--- START OF Data for the task ---
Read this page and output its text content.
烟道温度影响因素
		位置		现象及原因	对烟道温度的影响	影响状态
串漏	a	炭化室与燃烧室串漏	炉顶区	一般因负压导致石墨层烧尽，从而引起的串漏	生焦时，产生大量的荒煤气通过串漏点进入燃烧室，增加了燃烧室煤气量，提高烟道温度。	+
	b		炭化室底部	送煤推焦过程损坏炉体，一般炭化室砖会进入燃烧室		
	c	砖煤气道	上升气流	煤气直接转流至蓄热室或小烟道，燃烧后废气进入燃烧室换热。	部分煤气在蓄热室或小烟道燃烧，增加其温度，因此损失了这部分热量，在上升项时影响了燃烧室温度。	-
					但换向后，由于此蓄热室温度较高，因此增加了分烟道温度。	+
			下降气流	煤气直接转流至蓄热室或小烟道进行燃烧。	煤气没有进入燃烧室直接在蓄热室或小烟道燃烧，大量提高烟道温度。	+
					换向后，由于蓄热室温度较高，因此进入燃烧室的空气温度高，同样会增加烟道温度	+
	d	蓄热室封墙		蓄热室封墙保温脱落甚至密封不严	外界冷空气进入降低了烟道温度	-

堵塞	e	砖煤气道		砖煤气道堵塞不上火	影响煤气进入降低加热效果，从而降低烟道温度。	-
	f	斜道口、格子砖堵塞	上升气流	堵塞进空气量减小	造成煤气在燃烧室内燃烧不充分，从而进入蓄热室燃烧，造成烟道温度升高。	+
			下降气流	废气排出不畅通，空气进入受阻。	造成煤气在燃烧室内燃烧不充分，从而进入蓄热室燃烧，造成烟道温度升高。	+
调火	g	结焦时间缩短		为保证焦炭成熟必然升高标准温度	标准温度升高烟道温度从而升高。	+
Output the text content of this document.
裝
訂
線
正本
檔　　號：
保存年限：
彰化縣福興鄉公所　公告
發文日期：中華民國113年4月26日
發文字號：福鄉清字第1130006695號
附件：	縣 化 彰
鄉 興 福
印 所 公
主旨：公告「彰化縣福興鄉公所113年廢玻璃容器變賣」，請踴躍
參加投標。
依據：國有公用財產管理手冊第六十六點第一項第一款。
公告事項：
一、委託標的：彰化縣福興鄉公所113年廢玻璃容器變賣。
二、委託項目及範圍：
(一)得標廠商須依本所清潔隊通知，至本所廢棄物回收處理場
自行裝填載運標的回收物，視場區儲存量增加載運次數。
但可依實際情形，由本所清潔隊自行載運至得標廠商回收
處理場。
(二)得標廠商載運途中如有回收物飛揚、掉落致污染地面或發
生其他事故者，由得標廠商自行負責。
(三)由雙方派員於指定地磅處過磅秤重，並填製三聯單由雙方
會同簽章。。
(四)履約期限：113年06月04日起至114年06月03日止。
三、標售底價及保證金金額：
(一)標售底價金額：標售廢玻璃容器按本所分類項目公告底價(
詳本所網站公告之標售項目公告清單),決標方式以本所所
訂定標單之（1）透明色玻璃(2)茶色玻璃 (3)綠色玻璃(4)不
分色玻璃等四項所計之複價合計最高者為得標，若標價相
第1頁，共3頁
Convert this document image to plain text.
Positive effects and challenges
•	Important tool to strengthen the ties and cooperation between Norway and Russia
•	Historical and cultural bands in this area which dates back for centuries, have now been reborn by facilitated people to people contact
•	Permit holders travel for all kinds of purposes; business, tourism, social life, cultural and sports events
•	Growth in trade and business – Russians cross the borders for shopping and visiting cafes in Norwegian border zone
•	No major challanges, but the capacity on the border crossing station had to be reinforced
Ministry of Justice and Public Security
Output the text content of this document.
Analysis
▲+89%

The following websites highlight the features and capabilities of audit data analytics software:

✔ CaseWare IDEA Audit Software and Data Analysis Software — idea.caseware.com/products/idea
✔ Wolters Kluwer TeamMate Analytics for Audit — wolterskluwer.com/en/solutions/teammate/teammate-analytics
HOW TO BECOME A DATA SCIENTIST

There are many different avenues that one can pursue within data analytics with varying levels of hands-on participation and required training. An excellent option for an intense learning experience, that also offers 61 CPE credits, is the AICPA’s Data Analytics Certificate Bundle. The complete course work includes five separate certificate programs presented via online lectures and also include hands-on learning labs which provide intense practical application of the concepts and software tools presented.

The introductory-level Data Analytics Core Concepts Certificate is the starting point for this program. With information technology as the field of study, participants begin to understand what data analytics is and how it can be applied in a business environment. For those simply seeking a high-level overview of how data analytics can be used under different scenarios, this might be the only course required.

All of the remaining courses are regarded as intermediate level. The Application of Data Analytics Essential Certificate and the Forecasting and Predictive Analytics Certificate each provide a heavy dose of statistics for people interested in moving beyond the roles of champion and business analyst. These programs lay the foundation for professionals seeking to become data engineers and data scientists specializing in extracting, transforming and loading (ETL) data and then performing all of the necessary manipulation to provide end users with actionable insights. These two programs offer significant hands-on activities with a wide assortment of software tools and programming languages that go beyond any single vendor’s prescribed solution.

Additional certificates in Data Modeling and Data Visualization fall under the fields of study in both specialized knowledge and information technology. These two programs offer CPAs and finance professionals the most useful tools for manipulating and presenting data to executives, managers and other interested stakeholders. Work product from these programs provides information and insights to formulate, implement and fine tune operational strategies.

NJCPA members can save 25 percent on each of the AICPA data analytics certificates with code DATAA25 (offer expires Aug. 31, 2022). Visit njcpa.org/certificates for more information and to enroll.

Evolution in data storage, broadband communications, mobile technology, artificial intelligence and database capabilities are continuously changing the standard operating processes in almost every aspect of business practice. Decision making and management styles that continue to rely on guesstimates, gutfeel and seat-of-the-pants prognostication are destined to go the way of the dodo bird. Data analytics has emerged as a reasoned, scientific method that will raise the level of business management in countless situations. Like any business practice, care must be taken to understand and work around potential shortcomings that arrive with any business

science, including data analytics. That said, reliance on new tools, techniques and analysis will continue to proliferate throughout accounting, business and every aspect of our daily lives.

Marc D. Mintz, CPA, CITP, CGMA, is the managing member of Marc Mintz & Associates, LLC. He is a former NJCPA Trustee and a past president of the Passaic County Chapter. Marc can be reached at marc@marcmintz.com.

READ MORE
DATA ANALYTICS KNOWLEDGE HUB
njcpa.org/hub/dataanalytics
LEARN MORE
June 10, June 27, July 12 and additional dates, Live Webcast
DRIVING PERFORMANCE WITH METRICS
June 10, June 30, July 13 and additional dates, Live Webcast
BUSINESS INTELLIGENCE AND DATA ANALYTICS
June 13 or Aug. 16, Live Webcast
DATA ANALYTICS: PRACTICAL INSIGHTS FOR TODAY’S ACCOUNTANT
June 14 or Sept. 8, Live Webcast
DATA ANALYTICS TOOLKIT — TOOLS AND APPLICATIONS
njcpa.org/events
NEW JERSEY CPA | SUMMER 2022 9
--- END OF Data for the task ---
• _Set exercise_:
Look back over the material above and state how many lines hold the word "从而进入蓄热室燃烧". Write the number and nothing else.

• _Written solution_:
2